What you have to do: Pull out all lines from the listing below in which the word "warehouse" appears.

Extracted data:
** BEGIN **

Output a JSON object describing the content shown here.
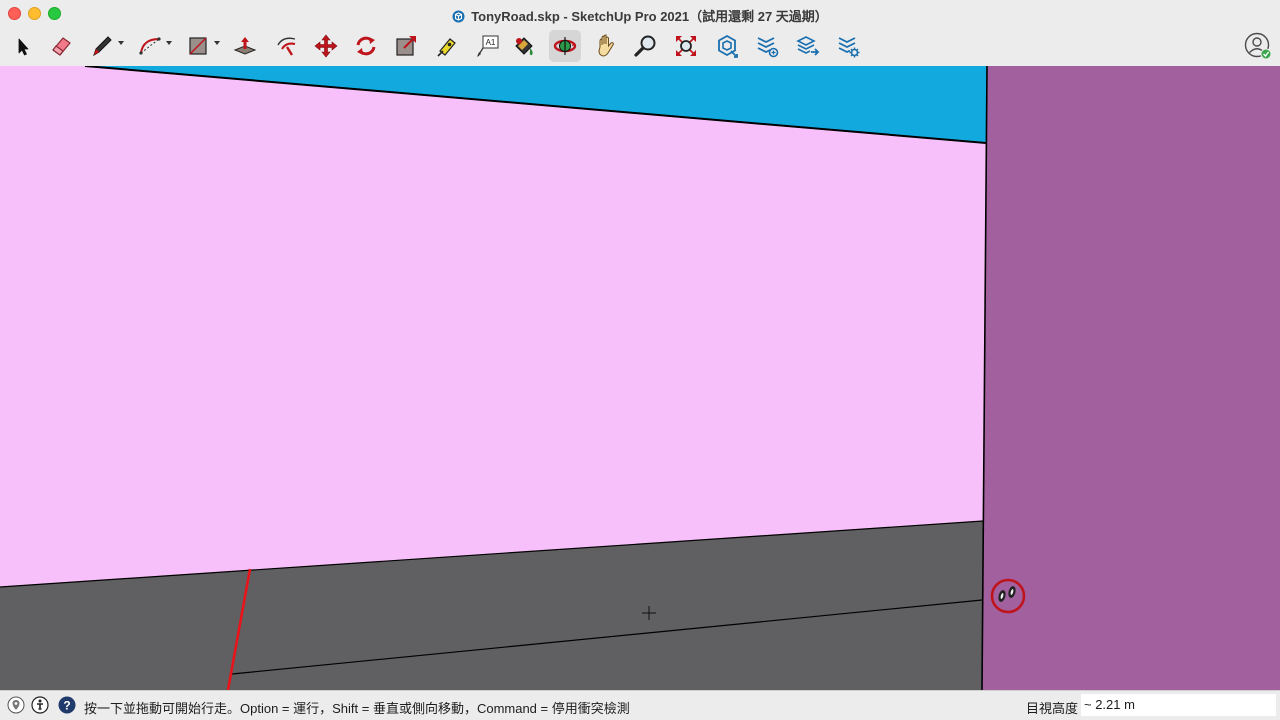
{
  "window": {
    "title": "TonyRoad.skp - SketchUp Pro 2021（試用還剩 27 天過期）"
  },
  "toolbar": {
    "tools": [
      {
        "name": "select-icon",
        "active": false
      },
      {
        "name": "eraser-icon",
        "active": false
      },
      {
        "name": "line-pencil-icon",
        "active": false
      },
      {
        "name": "arc-icon",
        "active": false
      },
      {
        "name": "rectangle-icon",
        "active": false
      },
      {
        "name": "push-pull-icon",
        "active": false
      },
      {
        "name": "offset-icon",
        "active": false
      },
      {
        "name": "move-icon",
        "active": false
      },
      {
        "name": "rotate-icon",
        "active": false
      },
      {
        "name": "scale-icon",
        "active": false
      },
      {
        "name": "tape-measure-icon",
        "active": false
      },
      {
        "name": "text-icon",
        "active": false
      },
      {
        "name": "paint-bucket-icon",
        "active": false
      },
      {
        "name": "orbit-icon",
        "active": true
      },
      {
        "name": "pan-icon",
        "active": false
      },
      {
        "name": "zoom-icon",
        "active": false
      },
      {
        "name": "zoom-extents-icon",
        "active": false
      },
      {
        "name": "3d-warehouse-icon",
        "active": false
      },
      {
        "name": "extension-warehouse-icon",
        "active": false
      },
      {
        "name": "layout-send-icon",
        "active": false
      },
      {
        "name": "extension-manager-icon",
        "active": false
      }
    ],
    "text_tool_label": "A1"
  },
  "colors": {
    "sky": "#12a9df",
    "wall_front": "#f8c0fa",
    "wall_side": "#a2609f",
    "ground": "#606063",
    "edge": "#000000",
    "red_axis": "#e8141a",
    "accent_red": "#c0141c"
  },
  "statusbar": {
    "hint": "按一下並拖動可開始行走。Option = 運行，Shift = 垂直或側向移動，Command = 停用衝突檢測",
    "measure_label": "目視高度",
    "measure_value": "~ 2.21 m"
  }
}
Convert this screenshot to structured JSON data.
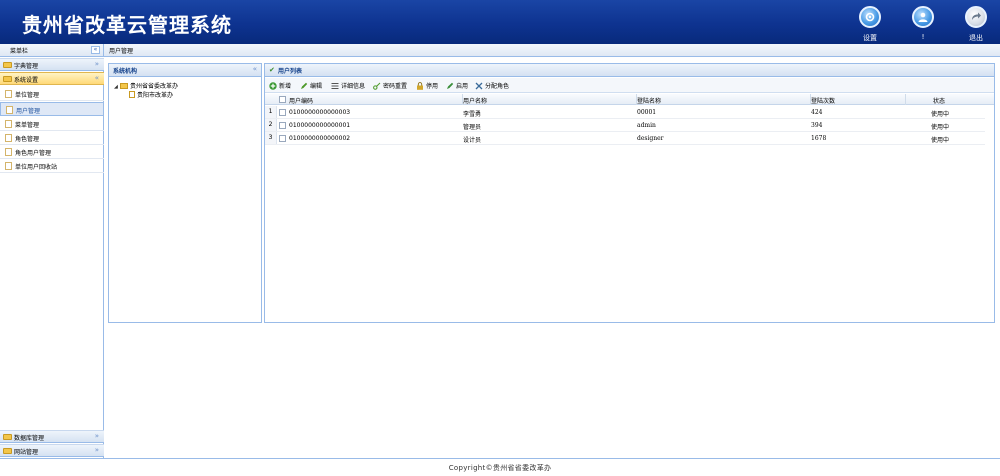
{
  "header": {
    "title": "贵州省改革云管理系统",
    "settings_label": "设置",
    "user_label": "!",
    "exit_label": "退出"
  },
  "subbar": {
    "menu_title": "菜单栏",
    "collapse_symbol": "«",
    "breadcrumb": "用户管理"
  },
  "sidebar": {
    "sections": [
      {
        "label": "字典管理",
        "chevron": "»"
      },
      {
        "label": "系统设置",
        "chevron": "«"
      },
      {
        "label": "数据库管理",
        "chevron": "»"
      },
      {
        "label": "网站管理",
        "chevron": "»"
      }
    ],
    "items": [
      {
        "label": "单位管理"
      },
      {
        "label": "用户管理"
      },
      {
        "label": "菜单管理"
      },
      {
        "label": "角色管理"
      },
      {
        "label": "角色用户管理"
      },
      {
        "label": "单位用户回收站"
      }
    ]
  },
  "org_panel": {
    "title": "系统机构",
    "collapse": "«",
    "tree": [
      {
        "label": "贵州省省委改革办",
        "arrow": "◢"
      },
      {
        "label": "贵阳市改革办"
      }
    ]
  },
  "user_panel": {
    "title": "用户列表",
    "toolbar": [
      {
        "label": "新增",
        "icon": "add-icon"
      },
      {
        "label": "编辑",
        "icon": "edit-icon"
      },
      {
        "label": "详细信息",
        "icon": "list-icon"
      },
      {
        "label": "密码重置",
        "icon": "key-icon"
      },
      {
        "label": "停用",
        "icon": "lock-icon"
      },
      {
        "label": "启用",
        "icon": "unlock-icon"
      },
      {
        "label": "分配角色",
        "icon": "tools-icon"
      }
    ],
    "columns": [
      "用户编码",
      "用户名称",
      "登陆名称",
      "登陆次数",
      "状态"
    ],
    "rows": [
      {
        "num": "1",
        "code": "0100000000000003",
        "name": "李雪勇",
        "login": "00001",
        "count": "424",
        "status": "使用中"
      },
      {
        "num": "2",
        "code": "0100000000000001",
        "name": "管理员",
        "login": "admin",
        "count": "394",
        "status": "使用中"
      },
      {
        "num": "3",
        "code": "0100000000000002",
        "name": "设计员",
        "login": "designer",
        "count": "1678",
        "status": "使用中"
      }
    ]
  },
  "footer": {
    "copyright": "Copyright©贵州省省委改革办"
  },
  "colors": {
    "header_bg": "#0e3390",
    "border": "#99bbe8",
    "active_section": "#ffd978"
  }
}
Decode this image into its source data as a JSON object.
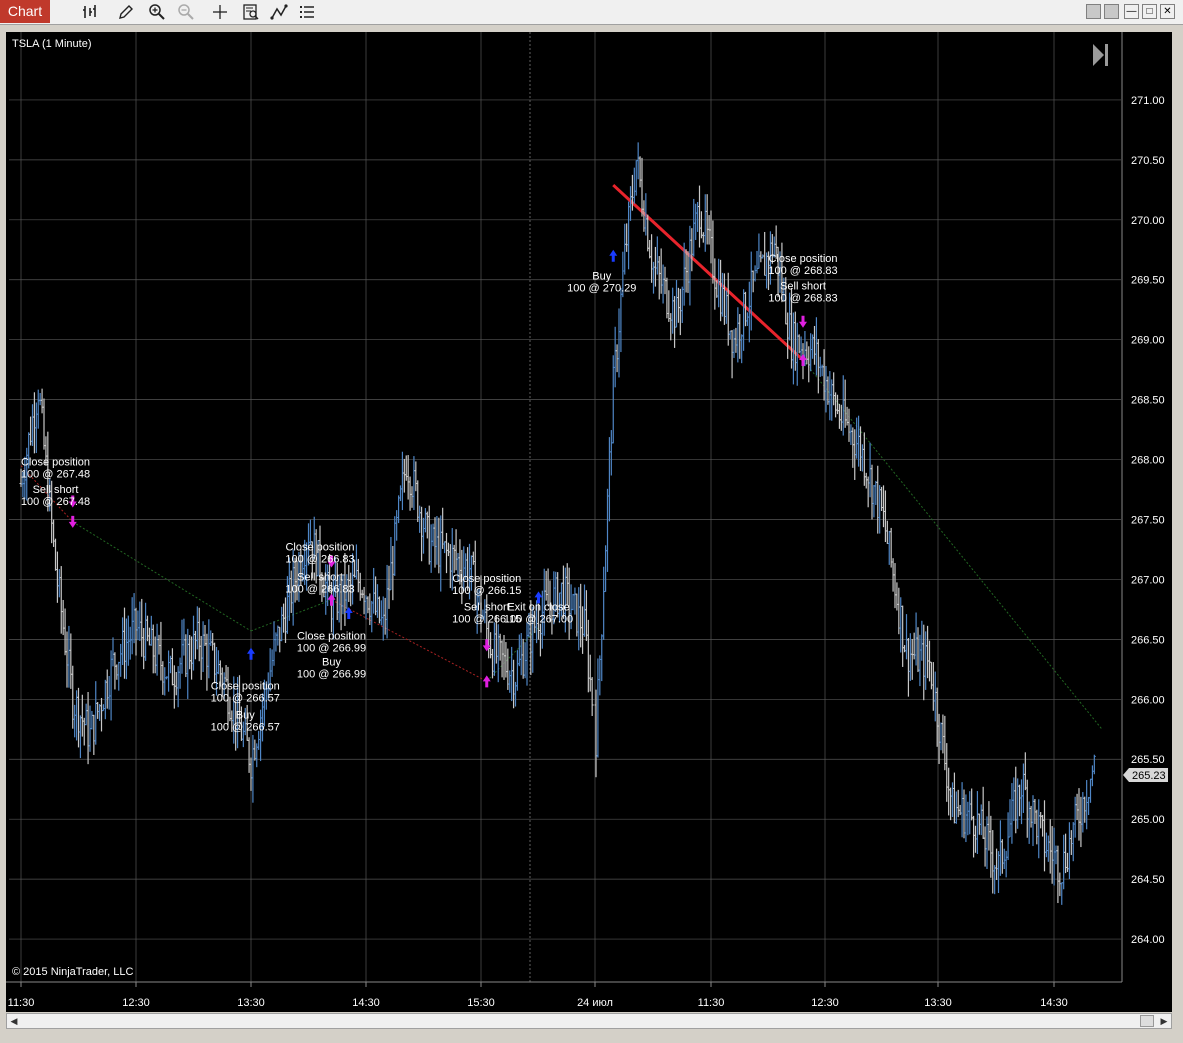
{
  "window": {
    "tab_label": "Chart",
    "toolbar_icons": [
      "bar-style-icon",
      "draw-icon",
      "zoom-in-icon",
      "zoom-out-icon",
      "crosshair-icon",
      "data-box-icon",
      "drawing-tools-icon",
      "properties-icon"
    ],
    "window_controls": [
      "tile-button",
      "restore-button",
      "minimize-button",
      "maximize-button",
      "close-button"
    ]
  },
  "chart": {
    "instrument_label": "TSLA (1 Minute)",
    "copyright": "© 2015 NinjaTrader, LLC",
    "last_price_label": "265.23",
    "colors": {
      "up_bar": "#4f86c6",
      "down_bar": "#c8c8c8",
      "trade_line": "#e8242c",
      "marker_sell": "#e020e0",
      "marker_buy": "#1a3cff",
      "grid": "#555555"
    }
  },
  "chart_data": {
    "type": "candlestick",
    "x_ticks": [
      "11:30",
      "12:30",
      "13:30",
      "14:30",
      "15:30",
      "24 июл",
      "11:30",
      "12:30",
      "13:30",
      "14:30"
    ],
    "y_ticks": [
      "264.00",
      "264.50",
      "265.00",
      "265.50",
      "266.00",
      "266.50",
      "267.00",
      "267.50",
      "268.00",
      "268.50",
      "269.00",
      "269.50",
      "270.00",
      "270.50",
      "271.00"
    ],
    "ylim": [
      263.65,
      271.55
    ],
    "last_price": 265.23,
    "session_break_index": 5,
    "price_path": [
      [
        0,
        267.8
      ],
      [
        0.15,
        268.6
      ],
      [
        0.3,
        267.1
      ],
      [
        0.45,
        266.0
      ],
      [
        0.6,
        265.7
      ],
      [
        0.8,
        266.3
      ],
      [
        1.0,
        266.6
      ],
      [
        1.3,
        266.2
      ],
      [
        1.55,
        266.5
      ],
      [
        1.75,
        266.2
      ],
      [
        2.0,
        265.5
      ],
      [
        2.2,
        266.4
      ],
      [
        2.5,
        267.4
      ],
      [
        2.7,
        266.8
      ],
      [
        2.95,
        267.0
      ],
      [
        3.15,
        266.6
      ],
      [
        3.35,
        268.0
      ],
      [
        3.55,
        267.3
      ],
      [
        3.9,
        267.1
      ],
      [
        4.1,
        266.4
      ],
      [
        4.3,
        266.2
      ],
      [
        4.5,
        266.7
      ],
      [
        4.7,
        266.9
      ],
      [
        4.9,
        266.6
      ],
      [
        5.0,
        265.7
      ],
      [
        5.15,
        268.6
      ],
      [
        5.25,
        269.7
      ],
      [
        5.35,
        270.5
      ],
      [
        5.5,
        269.6
      ],
      [
        5.7,
        269.2
      ],
      [
        5.9,
        270.1
      ],
      [
        6.05,
        269.5
      ],
      [
        6.2,
        269.0
      ],
      [
        6.35,
        269.4
      ],
      [
        6.55,
        269.8
      ],
      [
        6.7,
        269.0
      ],
      [
        6.9,
        268.9
      ],
      [
        7.1,
        268.4
      ],
      [
        7.3,
        268.1
      ],
      [
        7.5,
        267.5
      ],
      [
        7.7,
        266.4
      ],
      [
        7.9,
        266.3
      ],
      [
        8.1,
        265.1
      ],
      [
        8.3,
        265.0
      ],
      [
        8.5,
        264.6
      ],
      [
        8.7,
        265.3
      ],
      [
        8.9,
        264.8
      ],
      [
        9.05,
        264.6
      ],
      [
        9.25,
        265.2
      ],
      [
        9.35,
        265.5
      ]
    ],
    "trade_lines": [
      {
        "from": [
          0.0,
          267.95
        ],
        "to": [
          0.45,
          267.48
        ],
        "style": "dotted",
        "color": "#aa2222"
      },
      {
        "from": [
          0.45,
          267.48
        ],
        "to": [
          2.0,
          266.57
        ],
        "style": "dotted",
        "color": "#226622"
      },
      {
        "from": [
          2.0,
          266.57
        ],
        "to": [
          2.7,
          266.83
        ],
        "style": "dotted",
        "color": "#226622"
      },
      {
        "from": [
          2.7,
          266.83
        ],
        "to": [
          4.05,
          266.15
        ],
        "style": "dotted",
        "color": "#aa2222"
      },
      {
        "from": [
          4.05,
          266.15
        ],
        "to": [
          4.5,
          266.6
        ],
        "style": "dotted",
        "color": "#226622"
      },
      {
        "from": [
          5.15,
          270.29
        ],
        "to": [
          6.8,
          268.83
        ],
        "style": "solid",
        "color": "#e8242c"
      },
      {
        "from": [
          6.8,
          268.83
        ],
        "to": [
          9.4,
          265.75
        ],
        "style": "dotted",
        "color": "#226622"
      }
    ],
    "annotations": [
      {
        "line1": "Close position",
        "line2": "100 @ 267.48",
        "x": 0.3,
        "price": 267.95,
        "offset": 0
      },
      {
        "line1": "Sell short",
        "line2": "100 @ 267.48",
        "x": 0.3,
        "price": 267.72,
        "offset": 0
      },
      {
        "line1": "Close position",
        "line2": "100 @ 266.57",
        "x": 1.95,
        "price": 266.08,
        "offset": 0
      },
      {
        "line1": "Buy",
        "line2": "100 @ 266.57",
        "x": 1.95,
        "price": 265.84,
        "offset": 0
      },
      {
        "line1": "Close position",
        "line2": "100 @ 266.83",
        "x": 2.6,
        "price": 267.24,
        "offset": 0
      },
      {
        "line1": "Sell short",
        "line2": "100 @ 266.83",
        "x": 2.6,
        "price": 266.99,
        "offset": 0
      },
      {
        "line1": "Close position",
        "line2": "100 @ 266.99",
        "x": 2.7,
        "price": 266.5,
        "offset": 0
      },
      {
        "line1": "Buy",
        "line2": "100 @ 266.99",
        "x": 2.7,
        "price": 266.28,
        "offset": 0
      },
      {
        "line1": "Close position",
        "line2": "100 @ 266.15",
        "x": 4.05,
        "price": 266.98,
        "offset": 0
      },
      {
        "line1": "Sell short",
        "line2": "100 @ 266.15",
        "x": 4.05,
        "price": 266.74,
        "offset": 0
      },
      {
        "line1": "Exit on close",
        "line2": "100 @ 267.00",
        "x": 4.5,
        "price": 266.74,
        "offset": 0
      },
      {
        "line1": "Buy",
        "line2": "100 @ 270.29",
        "x": 5.05,
        "price": 269.5,
        "offset": 0
      },
      {
        "line1": "Close position",
        "line2": "100 @ 268.83",
        "x": 6.8,
        "price": 269.65,
        "offset": 0
      },
      {
        "line1": "Sell short",
        "line2": "100 @ 268.83",
        "x": 6.8,
        "price": 269.42,
        "offset": 0
      }
    ],
    "markers": [
      {
        "x": 0.45,
        "price": 267.65,
        "dir": "down",
        "color": "#e020e0"
      },
      {
        "x": 0.45,
        "price": 267.48,
        "dir": "down",
        "color": "#e020e0"
      },
      {
        "x": 2.0,
        "price": 266.38,
        "dir": "up",
        "color": "#1a3cff"
      },
      {
        "x": 2.7,
        "price": 267.15,
        "dir": "down",
        "color": "#e020e0"
      },
      {
        "x": 2.7,
        "price": 266.83,
        "dir": "up",
        "color": "#e020e0"
      },
      {
        "x": 2.85,
        "price": 266.72,
        "dir": "up",
        "color": "#1a3cff"
      },
      {
        "x": 4.05,
        "price": 266.45,
        "dir": "down",
        "color": "#e020e0"
      },
      {
        "x": 4.05,
        "price": 266.15,
        "dir": "up",
        "color": "#e020e0"
      },
      {
        "x": 4.5,
        "price": 266.85,
        "dir": "up",
        "color": "#1a3cff"
      },
      {
        "x": 5.15,
        "price": 269.7,
        "dir": "up",
        "color": "#1a3cff"
      },
      {
        "x": 6.8,
        "price": 269.15,
        "dir": "down",
        "color": "#e020e0"
      },
      {
        "x": 6.8,
        "price": 268.83,
        "dir": "up",
        "color": "#e020e0"
      }
    ]
  }
}
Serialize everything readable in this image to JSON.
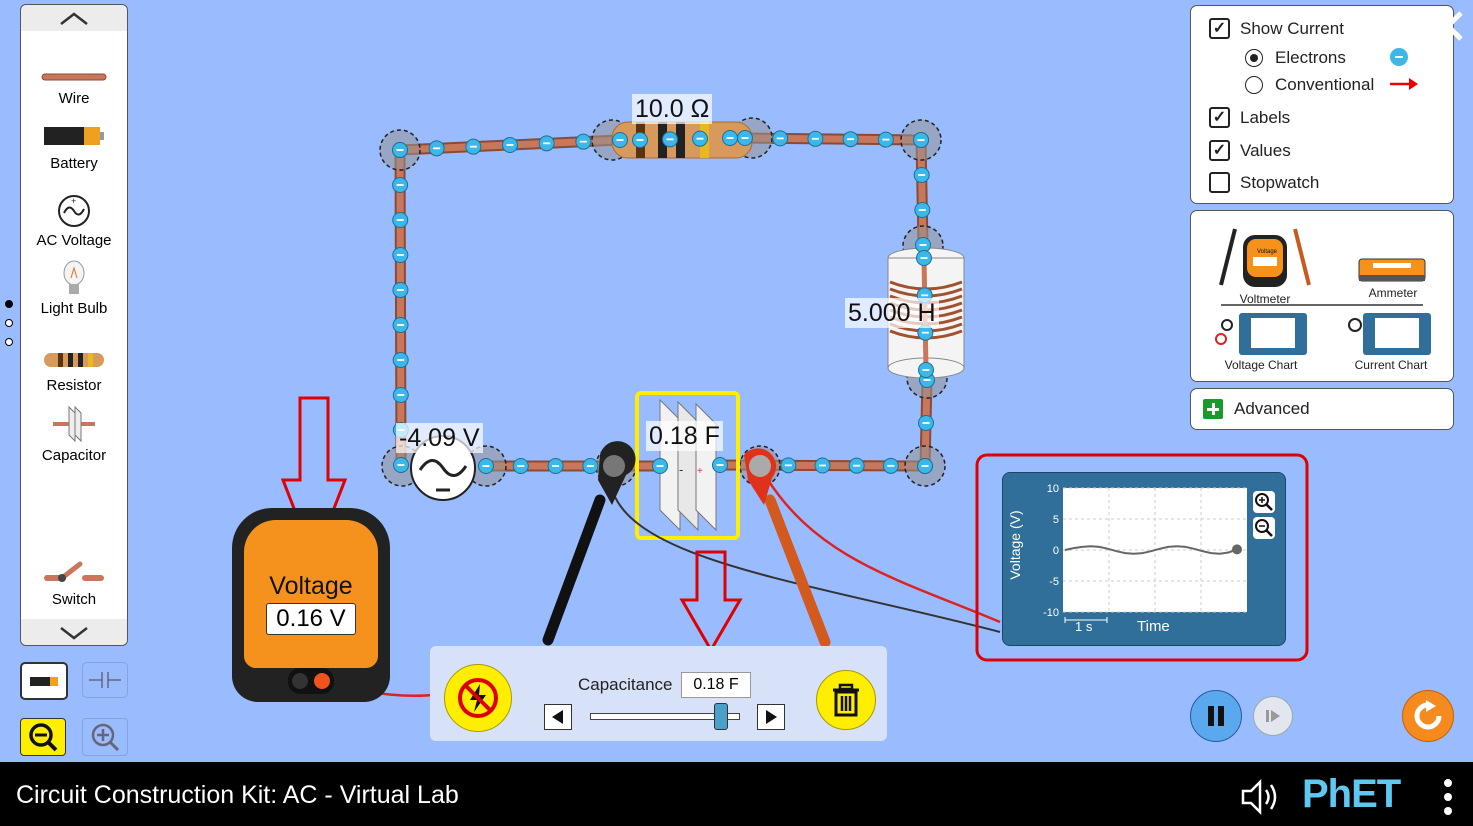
{
  "toolbox": {
    "items": [
      {
        "label": "Wire"
      },
      {
        "label": "Battery"
      },
      {
        "label": "AC Voltage"
      },
      {
        "label": "Light Bulb"
      },
      {
        "label": "Resistor"
      },
      {
        "label": "Capacitor"
      },
      {
        "label": "Switch"
      }
    ]
  },
  "display_options": {
    "show_current": "Show Current",
    "electrons": "Electrons",
    "conventional": "Conventional",
    "labels": "Labels",
    "values": "Values",
    "stopwatch": "Stopwatch",
    "show_current_checked": true,
    "labels_checked": true,
    "values_checked": true,
    "stopwatch_checked": false,
    "current_mode": "Electrons"
  },
  "sensors": {
    "voltmeter": "Voltmeter",
    "ammeter": "Ammeter",
    "voltage_chart": "Voltage Chart",
    "current_chart": "Current Chart"
  },
  "advanced": {
    "label": "Advanced"
  },
  "circuit": {
    "resistor_value": "10.0 Ω",
    "inductor_value": "5.000 H",
    "ac_source_value": "-4.09 V",
    "capacitor_value": "0.18 F"
  },
  "voltmeter": {
    "title": "Voltage",
    "reading": "0.16 V"
  },
  "edit_panel": {
    "label": "Capacitance",
    "value": "0.18 F",
    "slider_fraction": 0.87
  },
  "voltage_chart": {
    "ylabel": "Voltage (V)",
    "xlabel": "Time",
    "ticks": [
      "10",
      "5",
      "0",
      "-5",
      "-10"
    ],
    "scale_label": "1 s"
  },
  "footer": {
    "title": "Circuit Construction Kit: AC - Virtual Lab",
    "brand": "PhET"
  },
  "colors": {
    "background": "#99bbff",
    "highlight": "#ffee00",
    "annotation_red": "#e00000",
    "electron": "#3db7e8"
  },
  "chart_data": {
    "type": "line",
    "xlabel": "Time",
    "ylabel": "Voltage (V)",
    "ylim": [
      -10,
      10
    ],
    "x": [
      0,
      1,
      2,
      3,
      4,
      5,
      6,
      7,
      8,
      9,
      10,
      11,
      12,
      13,
      14,
      15,
      16,
      17,
      18,
      19,
      20
    ],
    "series": [
      {
        "values": [
          0,
          0.3,
          0.5,
          0.6,
          0.5,
          0.2,
          -0.2,
          -0.5,
          -0.6,
          -0.5,
          -0.2,
          0.2,
          0.5,
          0.6,
          0.5,
          0.2,
          -0.2,
          -0.5,
          -0.6,
          -0.4,
          0.1
        ]
      }
    ]
  }
}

** END **

Answer for the task:
        "name": "3d-warehouse-icon",
        "name": "extension-warehouse-icon",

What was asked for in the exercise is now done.